▸ **Objective 1**: In the listing, rename "bbox" to "box" throughout the part that opens with the line containing "entry1-cr1: 贷：银行存款680 bbox=[28, 570, 772, 597]" and closes with the line containing "793, 772, 820]". Give back only those lines, with everything else unchanged.

▸ **Source**:
# Driving license from Sharjah



## OnStrangersShores (Sep 19, 2011)

Hi All,

I just got to Dubai and for reasons best known to my employer, I'm here on a Sharjah visa. I approached the Emirates Driving School to open up my driving file but apparently given my visa situation, I can only apply for a license from Sharjah (my company doesn't have a branch in Dubai ).

I would greatly appreciate any info on the license procedure in Sharjah, recommended driving schools out there and roughly how long the entire ordeal could take. I've heard of people giving loaddssss of attempts strung over a number of years..are these just rumors or should I pack up my bags and head back home  ?

Oh..and I should also add- I don't have a license from my home country so I'll be starting from scratch...


----------



## md000 (Dec 16, 2008)

The driving school at LuLu (Mall of the Emirates) - Belhasa Driving School - allows you to take all of your classes and exams in Dubai and get your license in Sharjah. This costs about 70 AED for a "RTA approval letter" and then go to the Sharjah police for an approval (at an unknown cost).

The "ordeal" takes as long as you need to pass the tests. I have heard of some "funny business", but no documented evidence exists - of the driving schools not passing students to earn more money. 

-md000/Mike



OnStrangersShores said:


> Hi All,
> 
> I just got to Dubai and for reasons best known to my employer, I'm here on a Sharjah visa. I approached the Emirates Driving School to open up my driving file but apparently given my visa situation, I can only apply for a license from Sharjah (my company doesn't have a branch in Dubai ).
> 
> ...


----------



## OnStrangersShores (Sep 19, 2011)

Thanks for the prompt reply Mike. I should get a chance to visit the Mall of the Emirates over the weekend so I'll check with them then. 

My best,
Ian


----------

▸ **Objective 2**:
Answer these questions about the forum thread on getting a driving license from Sharjah:
(a) Which driving school at the Mall of the Emirates lets you take all classes and exams in Dubai?
(b) About how much does the "RTA approval letter" cost?
(c) Which emirate's visa is the first poster in the UAE on?

▸ **Information provided**:
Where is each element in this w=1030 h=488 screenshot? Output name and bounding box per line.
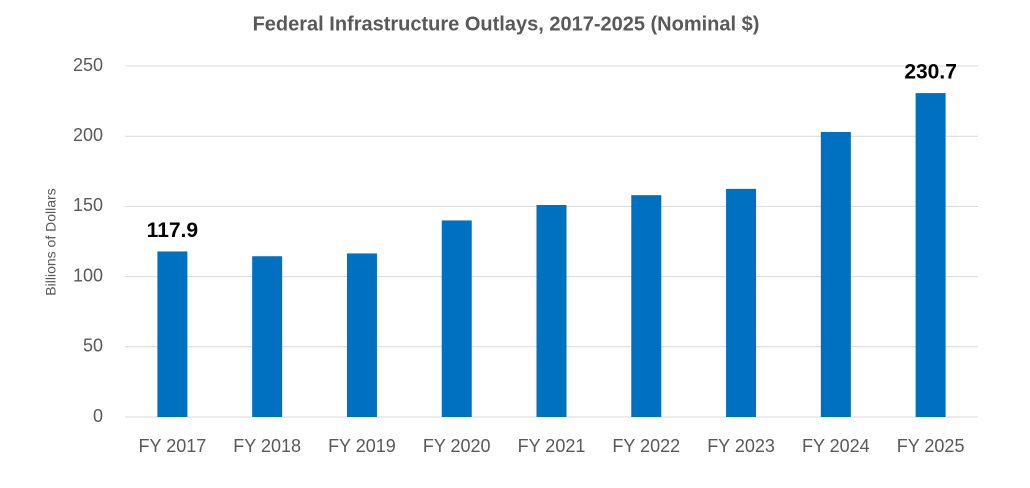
bar [441,220,472,417]
x-tick-label: FY 2019 [328,436,396,456]
bar [820,131,851,417]
x-tick-label: FY 2022 [612,436,680,456]
x-tick-label: FY 2023 [707,436,775,456]
bar [726,188,757,417]
x-tick-label: FY 2025 [897,436,965,456]
y-axis-label: Billions of Dollars [43,188,59,295]
bar [157,251,188,417]
y-tick-label: 100 [73,265,103,285]
y-tick-label: 250 [73,55,103,75]
x-tick-label: FY 2017 [139,436,207,456]
y-tick-label: 50 [83,336,103,356]
value-label: 117.9 [147,219,198,242]
bar [346,253,377,417]
chart-title: Federal Infrastructure Outlays, 2017-202… [253,13,760,35]
value-label: 230.7 [904,61,957,84]
bar [915,93,946,417]
y-tick-label: 0 [93,406,103,426]
x-tick-label: FY 2021 [518,436,586,456]
x-tick-label: FY 2018 [233,436,301,456]
bar [631,195,662,417]
bar [536,204,567,417]
bar [252,256,283,417]
x-tick-label: FY 2020 [423,436,491,456]
y-tick-label: 200 [73,125,103,145]
x-tick-label: FY 2024 [802,436,870,456]
y-tick-label: 150 [73,195,103,215]
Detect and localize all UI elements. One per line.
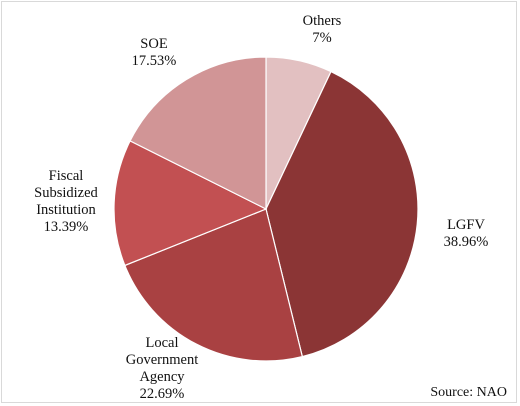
slice-label-text: Others — [303, 13, 342, 29]
slice-label-others: Others 7% — [303, 13, 342, 46]
slice-value-label: 7% — [312, 30, 331, 46]
slice-label-lgfv: LGFV 38.96% — [444, 217, 489, 250]
pie-slice-fiscal-subsidized-institution — [113, 140, 268, 267]
pie-slice-lgfv — [265, 70, 419, 358]
slice-label-fiscal-subsidized-institution: Fiscal Subsidized Institution 13.39% — [34, 168, 98, 235]
pie-slice-soe — [129, 56, 267, 210]
pie-slice-local-government-agency — [124, 208, 304, 362]
slice-label-text: Fiscal — [49, 168, 84, 184]
slice-label-text: Institution — [36, 202, 96, 218]
slice-labels: Others 7% LGFV 38.96% Local Government Agency 2… — [34, 13, 488, 402]
slice-value-label: 22.69% — [140, 386, 185, 402]
slice-value-label: 17.53% — [132, 53, 177, 69]
slice-label-text: Local — [145, 335, 178, 351]
slice-value-label: 38.96% — [444, 234, 489, 250]
source-note: Source: NAO — [430, 385, 507, 400]
slice-value-label: 13.39% — [44, 219, 89, 235]
slice-label-text: LGFV — [447, 217, 485, 233]
pie-slices — [113, 56, 419, 362]
slice-label-soe: SOE 17.53% — [132, 36, 177, 69]
slice-label-text: SOE — [140, 36, 168, 52]
slice-label-text: Subsidized — [34, 185, 98, 201]
slice-label-local-government-agency: Local Government Agency 22.69% — [126, 335, 198, 402]
slice-label-text: Agency — [139, 369, 185, 385]
slice-label-text: Government — [126, 352, 198, 368]
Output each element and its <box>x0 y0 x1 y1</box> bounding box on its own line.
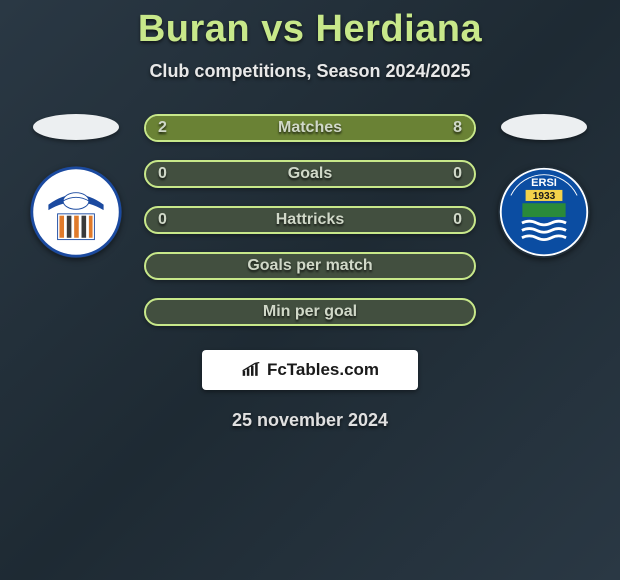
svg-text:ERSI: ERSI <box>531 177 557 189</box>
stat-row: 2 Matches 8 <box>144 114 476 142</box>
left-side <box>26 114 126 258</box>
svg-text:1933: 1933 <box>533 191 556 202</box>
stat-right-value: 0 <box>453 165 462 183</box>
stat-fill-right <box>212 116 474 140</box>
stat-row: 0 Hattricks 0 <box>144 206 476 234</box>
subtitle: Club competitions, Season 2024/2025 <box>0 61 620 82</box>
right-crest-svg: ERSI 1933 <box>498 166 590 258</box>
brand-badge[interactable]: FcTables.com <box>202 350 418 390</box>
stat-row: Goals per match <box>144 252 476 280</box>
page-title: Buran vs Herdiana <box>0 8 620 51</box>
right-side: ERSI 1933 <box>494 114 594 258</box>
stat-label: Goals per match <box>247 257 372 275</box>
stat-left-value: 0 <box>158 165 167 183</box>
brand-text: FcTables.com <box>267 360 379 380</box>
left-crest-svg <box>30 166 122 258</box>
left-club-crest <box>30 166 122 258</box>
stat-row: Min per goal <box>144 298 476 326</box>
stats-column: 2 Matches 8 0 Goals 0 0 Hattricks 0 Goals per mat… <box>144 114 476 326</box>
stat-right-value: 0 <box>453 211 462 229</box>
stat-left-value: 2 <box>158 119 167 137</box>
stat-row: 0 Goals 0 <box>144 160 476 188</box>
right-club-crest: ERSI 1933 <box>498 166 590 258</box>
right-flag <box>501 114 587 140</box>
stat-left-value: 0 <box>158 211 167 229</box>
stat-fill-left <box>146 116 212 140</box>
chart-icon <box>241 362 261 378</box>
stat-right-value: 8 <box>453 119 462 137</box>
stat-label: Hattricks <box>276 211 344 229</box>
comparison-card: Buran vs Herdiana Club competitions, Sea… <box>0 0 620 431</box>
left-flag <box>33 114 119 140</box>
stat-label: Goals <box>288 165 332 183</box>
main-row: 2 Matches 8 0 Goals 0 0 Hattricks 0 Goals per mat… <box>0 114 620 326</box>
stat-label: Matches <box>278 119 342 137</box>
date-text: 25 november 2024 <box>0 410 620 431</box>
stat-label: Min per goal <box>263 303 357 321</box>
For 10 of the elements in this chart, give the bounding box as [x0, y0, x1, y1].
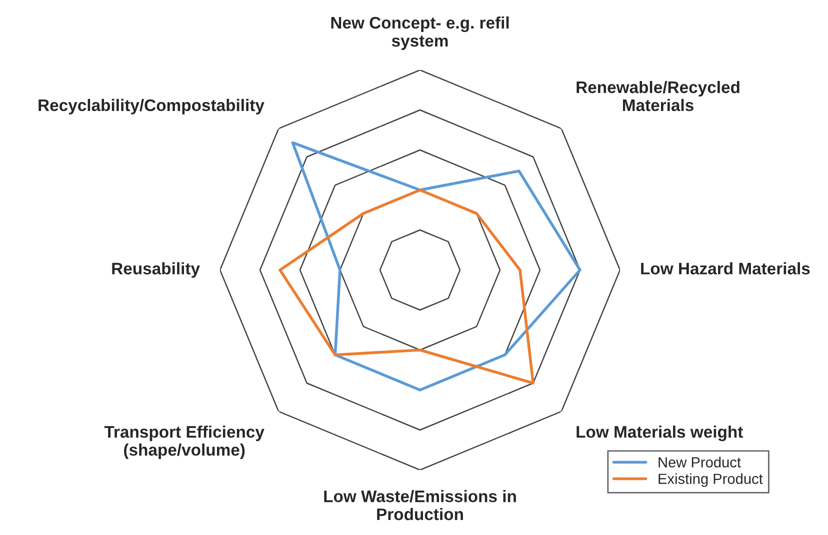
spoke-label: Transport Efficiency (shape/volume) — [104, 426, 264, 460]
spoke-label: Low Hazard Materials — [641, 262, 810, 274]
spoke-label: Low Materials weight — [576, 426, 743, 442]
spoke-label: Renewable/Recycled Materials — [576, 80, 740, 112]
spoke-label: Low Waste/Emissions in Production — [324, 490, 516, 520]
legend-label: Existing Product — [658, 473, 763, 487]
spoke-label: Reusability — [112, 262, 200, 278]
spoke-label: New Concept- e.g. refil system — [331, 16, 509, 50]
legend-label: New Product — [658, 456, 741, 468]
spoke-label: Recyclability/Compostability — [38, 98, 264, 114]
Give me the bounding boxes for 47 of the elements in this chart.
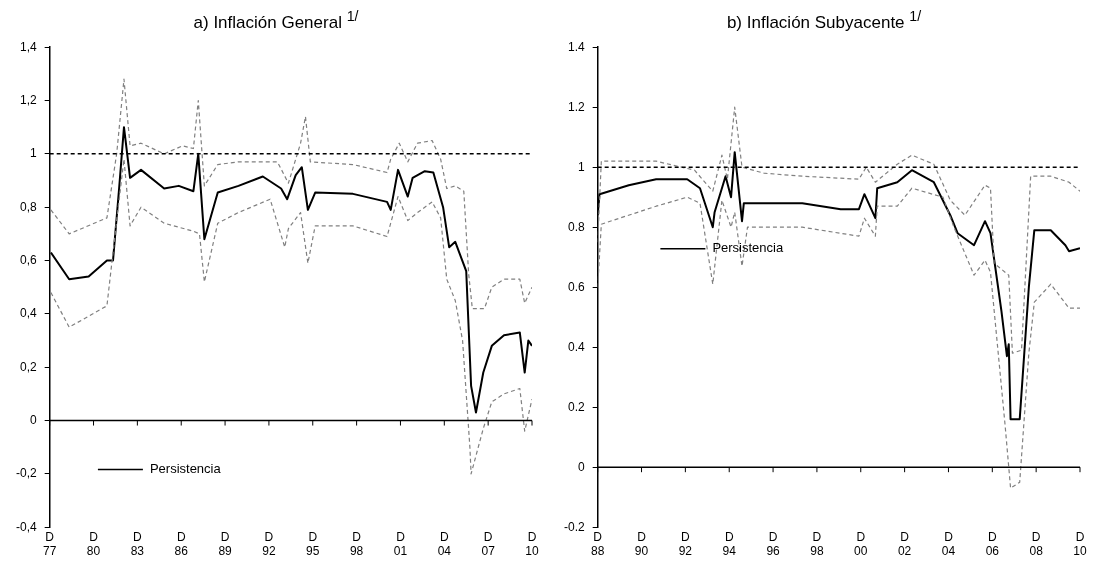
x-tick-label: D 92 <box>678 529 693 559</box>
x-tick-label: D 04 <box>941 529 956 559</box>
y-tick-label: 0.4 <box>567 339 585 354</box>
x-tick-label: D 95 <box>306 529 320 559</box>
x-tick-label: D 89 <box>218 529 233 559</box>
chart-title: b) Inflación Subyacente $^{1/}$ <box>725 8 923 32</box>
y-tick-label: 1.2 <box>567 99 585 114</box>
x-tick-label: D 04 <box>437 529 452 559</box>
legend-label: Persistencia <box>149 461 222 477</box>
x-tick-label: D 10 <box>1073 529 1087 559</box>
x-tick-label: D 83 <box>130 529 145 559</box>
y-tick-label: -0,2 <box>15 466 37 481</box>
legend-label: Persistencia <box>712 240 784 256</box>
x-tick-label: D 00 <box>854 529 868 559</box>
y-tick-label: 0.2 <box>567 399 585 414</box>
x-tick-label: D 98 <box>810 529 824 559</box>
y-tick-label: 0,6 <box>19 252 37 267</box>
y-tick-label: 0.8 <box>567 219 585 234</box>
y-tick-label: 0,2 <box>19 359 37 374</box>
y-tick-label: 1 <box>577 159 585 174</box>
y-tick-label: 1,4 <box>19 39 37 54</box>
y-tick-label: 1,2 <box>19 92 37 107</box>
x-tick-label: D 94 <box>722 529 737 559</box>
y-tick-label: 0,8 <box>19 199 37 214</box>
x-tick-label: D 08 <box>1029 529 1044 559</box>
y-tick-label: 0 <box>29 412 37 427</box>
y-tick-label: 0.6 <box>567 279 585 294</box>
y-tick-label: -0.2 <box>563 519 585 534</box>
y-tick-label: 1 <box>29 146 37 161</box>
x-tick-label: D 96 <box>766 529 781 559</box>
x-tick-label: D 98 <box>349 529 364 559</box>
x-tick-label: D 77 <box>43 529 57 559</box>
x-tick-label: D 07 <box>481 529 496 559</box>
x-tick-label: D 80 <box>86 529 101 559</box>
x-tick-label: D 92 <box>262 529 276 559</box>
x-tick-label: D 90 <box>634 529 649 559</box>
x-tick-label: D 88 <box>591 529 605 559</box>
y-tick-label: 1.4 <box>567 39 585 54</box>
x-tick-label: D 02 <box>897 529 912 559</box>
chart-title: a) Inflación General $^{1/}$ <box>192 8 360 32</box>
y-tick-label: -0,4 <box>15 519 37 534</box>
y-tick-label: 0 <box>577 459 585 474</box>
x-tick-label: D 10 <box>525 529 539 559</box>
y-tick-label: 0,4 <box>19 306 37 321</box>
x-tick-label: D 06 <box>985 529 1000 559</box>
x-tick-label: D 01 <box>393 529 408 559</box>
x-tick-label: D 86 <box>174 529 189 559</box>
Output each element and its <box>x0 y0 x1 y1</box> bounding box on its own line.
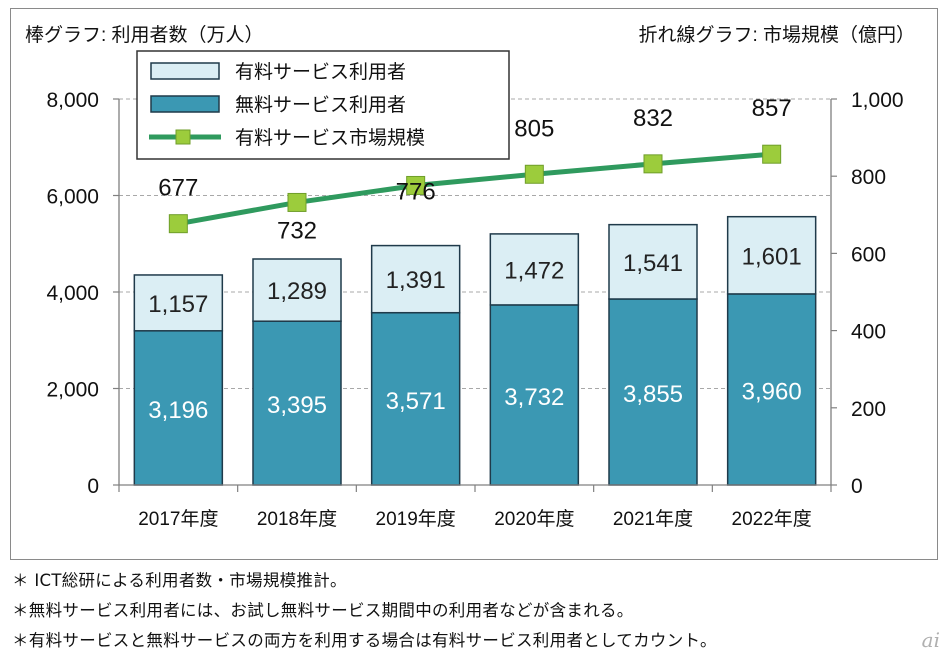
line-marker <box>287 192 307 212</box>
footnote-3: ＊有料サービスと無料サービスの両方を利用する場合は有料サービス利用者としてカウン… <box>12 631 717 650</box>
legend-swatch-paid-users <box>150 62 220 80</box>
data-label-free-users: 3,960 <box>742 378 802 405</box>
bar-free-users <box>726 293 817 486</box>
y-left-tick-label: 2,000 <box>46 379 99 402</box>
x-tick-label: 2021年度 <box>613 508 693 530</box>
x-tick-label: 2018年度 <box>257 508 337 530</box>
legend-label: 有料サービス利用者 <box>235 61 406 83</box>
x-tick-label: 2019年度 <box>376 508 456 530</box>
line-marker <box>168 214 188 234</box>
data-label-free-users: 3,196 <box>148 397 208 424</box>
line-marker <box>762 144 782 164</box>
right-axis-title: 折れ線グラフ: 市場規模（億円） <box>638 24 915 46</box>
left-axis-title: 棒グラフ: 利用者数（万人） <box>25 24 264 46</box>
data-label-paid-users: 1,391 <box>386 267 446 294</box>
data-label-paid-users: 1,601 <box>742 243 802 270</box>
data-label-free-users: 3,571 <box>386 388 446 415</box>
y-right-tick-label: 0 <box>851 475 863 498</box>
footnote-2: ＊無料サービス利用者には、お試し無料サービス期間中の利用者などが含まれる。 <box>12 601 634 620</box>
data-label-free-users: 3,855 <box>623 381 683 408</box>
data-label-market-size: 732 <box>277 217 317 244</box>
footnote-1: ＊ ICT総研による利用者数・市場規模推計。 <box>12 571 347 590</box>
bar-paid-users <box>133 274 224 332</box>
bar-paid-users <box>608 223 698 300</box>
data-label-paid-users: 1,289 <box>267 278 327 305</box>
chart: 3,196 1,157 2017年度 3,395 1,289 2018年度 3,571 1,3… <box>25 24 915 530</box>
line-marker <box>643 154 663 174</box>
x-tick-label: 2017年度 <box>138 508 218 530</box>
legend-swatch-market-marker <box>175 129 191 145</box>
data-label-market-size: 805 <box>514 115 554 142</box>
data-label-paid-users: 1,157 <box>148 291 208 318</box>
legend-label: 無料サービス利用者 <box>235 94 406 116</box>
y-right-tick-label: 800 <box>851 166 886 189</box>
bar-free-users <box>133 330 224 486</box>
line-market-size <box>177 151 772 227</box>
y-left-tick-label: 6,000 <box>46 186 99 209</box>
bar-paid-users <box>726 215 817 295</box>
bar-paid-users <box>252 258 342 322</box>
watermark-logo: ai <box>921 628 940 652</box>
data-label-free-users: 3,395 <box>267 392 327 419</box>
y-right-tick-label: 400 <box>851 321 886 344</box>
line-marker <box>406 175 426 195</box>
bar-free-users <box>370 311 461 486</box>
y-right-tick-label: 200 <box>851 398 886 421</box>
line-marker <box>524 164 544 184</box>
data-label-market-size: 677 <box>158 175 198 202</box>
y-left-tick-label: 4,000 <box>46 282 99 305</box>
x-tick-label: 2022年度 <box>732 508 812 530</box>
bar-paid-users <box>370 244 461 314</box>
x-tick-label: 2020年度 <box>494 508 574 530</box>
data-label-free-users: 3,732 <box>504 384 564 411</box>
data-label-market-size: 776 <box>396 178 436 205</box>
data-label-paid-users: 1,472 <box>504 257 564 284</box>
legend-label: 有料サービス市場規模 <box>235 127 425 149</box>
chart-frame: 3,196 1,157 2017年度 3,395 1,289 2018年度 3,571 1,3… <box>10 8 938 560</box>
y-right-tick-label: 1,000 <box>851 89 904 112</box>
data-label-market-size: 857 <box>752 95 792 122</box>
y-left-tick-label: 8,000 <box>46 89 99 112</box>
data-label-market-size: 832 <box>633 105 673 132</box>
data-label-paid-users: 1,541 <box>623 250 683 277</box>
bar-paid-users <box>489 233 580 306</box>
legend-swatch-free-users <box>150 95 220 113</box>
y-right-tick-label: 600 <box>851 243 886 266</box>
y-left-tick-label: 0 <box>87 475 99 498</box>
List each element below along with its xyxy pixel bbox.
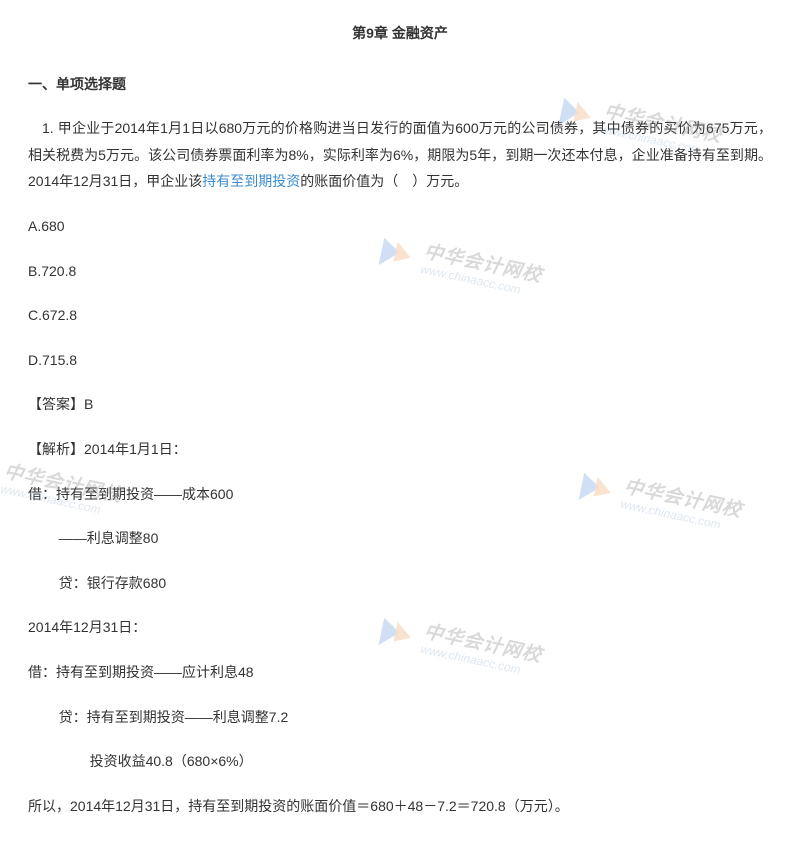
entry1-cr1: 贷：银行存款680 bbox=[28, 570, 772, 597]
option-a: A.680 bbox=[28, 213, 772, 240]
entry1-dr1: 借：持有至到期投资——成本600 bbox=[28, 481, 772, 508]
option-b: B.720.8 bbox=[28, 258, 772, 285]
entry2-dr1: 借：持有至到期投资——应计利息48 bbox=[28, 659, 772, 686]
term-link-held-to-maturity[interactable]: 持有至到期投资 bbox=[202, 173, 300, 189]
section-heading: 一、单项选择题 bbox=[28, 71, 772, 98]
explanation-head: 【解析】2014年1月1日： bbox=[28, 436, 772, 463]
entry2-cr1: 贷：持有至到期投资——利息调整7.2 bbox=[28, 704, 772, 731]
explanation-conclusion: 所以，2014年12月31日，持有至到期投资的账面价值＝680＋48－7.2＝7… bbox=[28, 793, 772, 820]
entry1-dr2: ——利息调整80 bbox=[28, 525, 772, 552]
stem-after: 的账面价值为（ ）万元。 bbox=[300, 173, 468, 189]
option-d: D.715.8 bbox=[28, 347, 772, 374]
option-c: C.672.8 bbox=[28, 302, 772, 329]
explanation-date2: 2014年12月31日： bbox=[28, 614, 772, 641]
question-stem: 1. 甲企业于2014年1月1日以680万元的价格购进当日发行的面值为600万元… bbox=[28, 115, 772, 195]
chapter-title: 第9章 金融资产 bbox=[28, 20, 772, 47]
answer-label: 【答案】B bbox=[28, 391, 772, 418]
entry2-cr2: 投资收益40.8（680×6%） bbox=[28, 748, 772, 775]
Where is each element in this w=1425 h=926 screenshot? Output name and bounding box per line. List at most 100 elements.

▸ **Correct output 1**:
entry1-cr1: 贷：银行存款680 box=[28, 570, 772, 597]
option-a: A.680 box=[28, 213, 772, 240]
entry1-dr1: 借：持有至到期投资——成本600 box=[28, 481, 772, 508]
option-b: B.720.8 box=[28, 258, 772, 285]
entry2-dr1: 借：持有至到期投资——应计利息48 box=[28, 659, 772, 686]
term-link-held-to-maturity[interactable]: 持有至到期投资 box=[202, 173, 300, 189]
section-heading: 一、单项选择题 box=[28, 71, 772, 98]
explanation-head: 【解析】2014年1月1日： box=[28, 436, 772, 463]
entry2-cr1: 贷：持有至到期投资——利息调整7.2 box=[28, 704, 772, 731]
explanation-conclusion: 所以，2014年12月31日，持有至到期投资的账面价值＝680＋48－7.2＝7… box=[28, 793, 772, 820]

▸ **Correct output 2**:
(a) Belhasa Driving School
(b) About 70 AED
(c) Sharjah